*** EXERCISE MATERIALS ***
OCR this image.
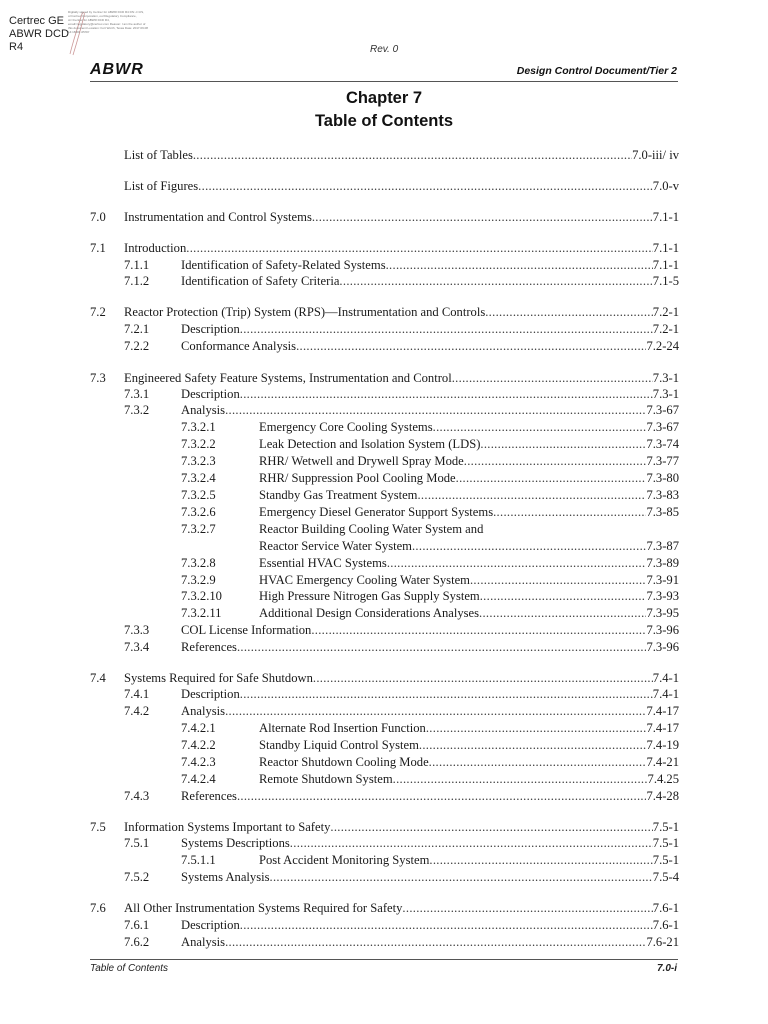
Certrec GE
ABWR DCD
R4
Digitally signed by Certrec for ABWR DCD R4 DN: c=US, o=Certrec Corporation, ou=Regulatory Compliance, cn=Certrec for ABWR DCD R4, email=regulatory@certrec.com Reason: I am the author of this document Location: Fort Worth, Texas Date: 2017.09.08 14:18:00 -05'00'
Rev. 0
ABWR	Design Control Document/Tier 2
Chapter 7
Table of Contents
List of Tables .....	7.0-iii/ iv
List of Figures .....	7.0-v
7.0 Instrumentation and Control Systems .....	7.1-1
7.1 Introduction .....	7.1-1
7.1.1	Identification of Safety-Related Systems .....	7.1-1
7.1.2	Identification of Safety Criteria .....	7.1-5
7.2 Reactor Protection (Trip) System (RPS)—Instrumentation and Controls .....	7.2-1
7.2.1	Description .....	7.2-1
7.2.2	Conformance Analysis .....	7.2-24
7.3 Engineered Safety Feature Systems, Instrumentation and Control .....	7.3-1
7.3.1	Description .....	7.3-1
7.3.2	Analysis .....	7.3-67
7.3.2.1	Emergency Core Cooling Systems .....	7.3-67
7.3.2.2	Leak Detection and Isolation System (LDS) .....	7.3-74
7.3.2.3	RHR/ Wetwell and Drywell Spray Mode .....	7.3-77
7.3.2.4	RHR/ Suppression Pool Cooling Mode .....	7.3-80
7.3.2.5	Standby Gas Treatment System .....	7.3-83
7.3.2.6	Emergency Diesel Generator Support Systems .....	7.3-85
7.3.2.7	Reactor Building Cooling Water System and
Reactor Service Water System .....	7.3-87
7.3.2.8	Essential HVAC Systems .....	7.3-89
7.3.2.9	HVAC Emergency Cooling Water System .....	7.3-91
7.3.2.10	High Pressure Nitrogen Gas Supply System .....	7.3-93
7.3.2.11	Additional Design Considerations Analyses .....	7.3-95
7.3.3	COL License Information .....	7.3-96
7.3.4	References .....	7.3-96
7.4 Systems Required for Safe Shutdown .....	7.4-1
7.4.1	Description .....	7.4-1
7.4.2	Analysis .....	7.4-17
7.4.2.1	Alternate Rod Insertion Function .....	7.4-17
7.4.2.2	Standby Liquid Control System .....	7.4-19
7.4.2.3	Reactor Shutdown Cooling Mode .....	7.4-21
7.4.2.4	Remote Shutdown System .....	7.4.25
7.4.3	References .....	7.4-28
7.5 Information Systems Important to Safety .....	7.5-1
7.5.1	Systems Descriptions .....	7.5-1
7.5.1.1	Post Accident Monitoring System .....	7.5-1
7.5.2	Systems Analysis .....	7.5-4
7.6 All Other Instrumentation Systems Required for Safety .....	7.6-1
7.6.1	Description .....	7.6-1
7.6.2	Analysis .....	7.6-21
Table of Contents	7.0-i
***
*** EXERCISE MATERIALS ***
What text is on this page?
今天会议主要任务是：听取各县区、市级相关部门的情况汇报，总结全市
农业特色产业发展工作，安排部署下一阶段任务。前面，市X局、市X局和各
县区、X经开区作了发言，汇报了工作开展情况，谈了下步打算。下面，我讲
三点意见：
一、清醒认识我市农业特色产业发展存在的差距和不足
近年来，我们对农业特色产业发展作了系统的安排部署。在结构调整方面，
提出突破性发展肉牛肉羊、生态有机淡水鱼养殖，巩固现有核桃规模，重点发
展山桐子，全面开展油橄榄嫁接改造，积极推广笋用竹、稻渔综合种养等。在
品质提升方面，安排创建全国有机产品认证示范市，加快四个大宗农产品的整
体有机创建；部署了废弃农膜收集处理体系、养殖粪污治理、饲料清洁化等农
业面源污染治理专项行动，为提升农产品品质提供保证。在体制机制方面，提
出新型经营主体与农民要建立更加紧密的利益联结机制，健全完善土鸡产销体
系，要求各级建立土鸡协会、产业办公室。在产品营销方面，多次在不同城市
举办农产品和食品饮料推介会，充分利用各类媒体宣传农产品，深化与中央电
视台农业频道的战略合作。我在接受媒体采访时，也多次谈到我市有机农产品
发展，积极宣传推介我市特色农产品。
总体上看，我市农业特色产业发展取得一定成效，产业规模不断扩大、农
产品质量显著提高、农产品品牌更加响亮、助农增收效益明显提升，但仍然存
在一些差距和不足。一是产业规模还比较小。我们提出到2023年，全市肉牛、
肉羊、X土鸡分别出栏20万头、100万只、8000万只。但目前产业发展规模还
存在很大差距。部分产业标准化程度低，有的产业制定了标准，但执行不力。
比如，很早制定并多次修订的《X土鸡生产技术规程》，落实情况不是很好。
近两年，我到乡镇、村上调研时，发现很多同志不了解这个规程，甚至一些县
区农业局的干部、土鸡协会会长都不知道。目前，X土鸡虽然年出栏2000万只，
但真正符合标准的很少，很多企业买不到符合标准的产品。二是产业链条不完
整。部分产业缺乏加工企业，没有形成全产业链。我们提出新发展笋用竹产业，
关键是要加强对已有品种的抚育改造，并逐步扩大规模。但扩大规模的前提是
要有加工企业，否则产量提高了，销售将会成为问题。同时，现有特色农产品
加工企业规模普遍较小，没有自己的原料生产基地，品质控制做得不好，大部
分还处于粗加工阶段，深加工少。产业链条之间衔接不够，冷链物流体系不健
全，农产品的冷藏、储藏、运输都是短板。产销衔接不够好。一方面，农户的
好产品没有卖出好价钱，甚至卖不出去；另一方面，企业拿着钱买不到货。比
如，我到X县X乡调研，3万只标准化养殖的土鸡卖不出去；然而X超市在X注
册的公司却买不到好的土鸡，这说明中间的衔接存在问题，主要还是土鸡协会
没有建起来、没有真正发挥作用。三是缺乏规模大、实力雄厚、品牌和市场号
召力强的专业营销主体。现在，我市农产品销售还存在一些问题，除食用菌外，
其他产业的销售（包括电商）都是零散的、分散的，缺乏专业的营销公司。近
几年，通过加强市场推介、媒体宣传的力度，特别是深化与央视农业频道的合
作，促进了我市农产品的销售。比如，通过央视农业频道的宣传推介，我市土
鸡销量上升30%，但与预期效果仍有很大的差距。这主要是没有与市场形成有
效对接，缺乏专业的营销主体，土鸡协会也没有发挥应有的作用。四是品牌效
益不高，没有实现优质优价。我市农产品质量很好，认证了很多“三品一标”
***
**WORK TO BE COMPLETED**.
For the listing above, identify each line bearing "Systems".

**ANSWER BELOW**.
7.0 Instrumentation and Control Systems .....	7.1-1
7.1.1	Identification of Safety-Related Systems .....	7.1-1
7.3 Engineered Safety Feature Systems, Instrumentation and Control .....	7.3-1
7.3.2.1	Emergency Core Cooling Systems .....	7.3-67
7.3.2.6	Emergency Diesel Generator Support Systems .....	7.3-85
7.3.2.8	Essential HVAC Systems .....	7.3-89
7.4 Systems Required for Safe Shutdown .....	7.4-1
7.5 Information Systems Important to Safety .....	7.5-1
7.5.1	Systems Descriptions .....	7.5-1
7.5.2	Systems Analysis .....	7.5-4
7.6 All Other Instrumentation Systems Required for Safety .....	7.6-1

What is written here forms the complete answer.